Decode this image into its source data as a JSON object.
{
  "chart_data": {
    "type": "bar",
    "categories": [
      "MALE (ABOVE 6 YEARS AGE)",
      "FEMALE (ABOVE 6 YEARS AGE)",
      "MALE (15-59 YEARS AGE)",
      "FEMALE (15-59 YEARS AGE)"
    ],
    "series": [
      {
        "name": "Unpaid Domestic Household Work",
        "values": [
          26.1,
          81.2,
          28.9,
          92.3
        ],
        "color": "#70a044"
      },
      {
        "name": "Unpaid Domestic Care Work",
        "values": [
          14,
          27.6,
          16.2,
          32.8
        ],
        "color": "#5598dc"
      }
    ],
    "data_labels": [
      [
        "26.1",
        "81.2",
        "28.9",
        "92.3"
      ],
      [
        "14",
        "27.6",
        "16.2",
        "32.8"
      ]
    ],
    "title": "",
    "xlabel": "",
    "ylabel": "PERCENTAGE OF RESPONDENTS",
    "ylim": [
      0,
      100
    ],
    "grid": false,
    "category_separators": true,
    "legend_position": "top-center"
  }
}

Work to complete: Scan the listing above and copy all lines containing the word "name".

Response to this task:
        "name": "Unpaid Domestic Household Work",
        "name": "Unpaid Domestic Care Work",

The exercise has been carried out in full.